Problem details: Write out the data below in full. Keep it exact.

• • • •

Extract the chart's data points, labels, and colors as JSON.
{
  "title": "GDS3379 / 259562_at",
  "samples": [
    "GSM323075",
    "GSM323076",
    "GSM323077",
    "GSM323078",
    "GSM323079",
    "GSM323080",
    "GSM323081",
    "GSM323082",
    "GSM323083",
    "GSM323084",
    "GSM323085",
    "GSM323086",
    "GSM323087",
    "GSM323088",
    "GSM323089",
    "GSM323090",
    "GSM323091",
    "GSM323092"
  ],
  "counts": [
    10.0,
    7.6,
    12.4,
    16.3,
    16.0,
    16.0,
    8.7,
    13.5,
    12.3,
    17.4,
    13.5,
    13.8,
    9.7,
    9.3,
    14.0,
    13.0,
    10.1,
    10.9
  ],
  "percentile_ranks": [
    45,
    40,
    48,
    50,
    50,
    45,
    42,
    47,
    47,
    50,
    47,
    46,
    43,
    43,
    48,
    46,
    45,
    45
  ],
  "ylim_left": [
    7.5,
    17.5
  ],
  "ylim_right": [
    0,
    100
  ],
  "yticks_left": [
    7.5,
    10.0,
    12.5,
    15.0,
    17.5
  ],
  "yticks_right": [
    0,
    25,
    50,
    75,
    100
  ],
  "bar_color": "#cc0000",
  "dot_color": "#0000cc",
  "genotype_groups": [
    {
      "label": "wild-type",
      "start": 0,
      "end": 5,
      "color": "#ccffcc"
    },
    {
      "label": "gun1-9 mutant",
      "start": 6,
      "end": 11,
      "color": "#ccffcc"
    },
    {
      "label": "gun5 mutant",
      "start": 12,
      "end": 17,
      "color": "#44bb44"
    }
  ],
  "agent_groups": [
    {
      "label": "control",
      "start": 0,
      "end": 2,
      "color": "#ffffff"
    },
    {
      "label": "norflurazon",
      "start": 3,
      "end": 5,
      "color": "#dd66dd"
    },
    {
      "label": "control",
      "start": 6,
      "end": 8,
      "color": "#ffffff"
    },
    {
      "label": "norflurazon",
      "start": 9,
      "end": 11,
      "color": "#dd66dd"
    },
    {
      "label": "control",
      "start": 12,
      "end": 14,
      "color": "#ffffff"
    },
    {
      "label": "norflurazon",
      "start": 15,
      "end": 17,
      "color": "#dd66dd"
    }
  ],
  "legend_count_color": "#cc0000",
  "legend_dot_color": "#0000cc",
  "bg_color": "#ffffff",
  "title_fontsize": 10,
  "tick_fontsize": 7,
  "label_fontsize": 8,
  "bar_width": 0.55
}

• • • •

Exercise answer:
Extract the chart's data points, labels, and colors as JSON.
{
  "title": "GDS3379 / 259562_at",
  "samples": [
    "GSM323075",
    "GSM323076",
    "GSM323077",
    "GSM323078",
    "GSM323079",
    "GSM323080",
    "GSM323081",
    "GSM323082",
    "GSM323083",
    "GSM323084",
    "GSM323085",
    "GSM323086",
    "GSM323087",
    "GSM323088",
    "GSM323089",
    "GSM323090",
    "GSM323091",
    "GSM323092"
  ],
  "counts": [
    10.0,
    7.6,
    12.4,
    16.3,
    16.0,
    16.0,
    8.7,
    13.5,
    12.3,
    17.4,
    13.5,
    13.8,
    9.7,
    9.3,
    14.0,
    13.0,
    10.1,
    10.9
  ],
  "percentile_ranks": [
    45,
    40,
    48,
    50,
    50,
    45,
    42,
    47,
    47,
    50,
    47,
    46,
    43,
    43,
    48,
    46,
    45,
    45
  ],
  "ylim_left": [
    7.5,
    17.5
  ],
  "ylim_right": [
    0,
    100
  ],
  "yticks_left": [
    7.5,
    10.0,
    12.5,
    15.0,
    17.5
  ],
  "yticks_right": [
    0,
    25,
    50,
    75,
    100
  ],
  "bar_color": "#cc0000",
  "dot_color": "#0000cc",
  "genotype_groups": [
    {
      "label": "wild-type",
      "start": 0,
      "end": 5,
      "color": "#ccffcc"
    },
    {
      "label": "gun1-9 mutant",
      "start": 6,
      "end": 11,
      "color": "#ccffcc"
    },
    {
      "label": "gun5 mutant",
      "start": 12,
      "end": 17,
      "color": "#44bb44"
    }
  ],
  "agent_groups": [
    {
      "label": "control",
      "start": 0,
      "end": 2,
      "color": "#ffffff"
    },
    {
      "label": "norflurazon",
      "start": 3,
      "end": 5,
      "color": "#dd66dd"
    },
    {
      "label": "control",
      "start": 6,
      "end": 8,
      "color": "#ffffff"
    },
    {
      "label": "norflurazon",
      "start": 9,
      "end": 11,
      "color": "#dd66dd"
    },
    {
      "label": "control",
      "start": 12,
      "end": 14,
      "color": "#ffffff"
    },
    {
      "label": "norflurazon",
      "start": 15,
      "end": 17,
      "color": "#dd66dd"
    }
  ],
  "legend_count_color": "#cc0000",
  "legend_dot_color": "#0000cc",
  "bg_color": "#ffffff",
  "title_fontsize": 10,
  "tick_fontsize": 7,
  "label_fontsize": 8,
  "bar_width": 0.55
}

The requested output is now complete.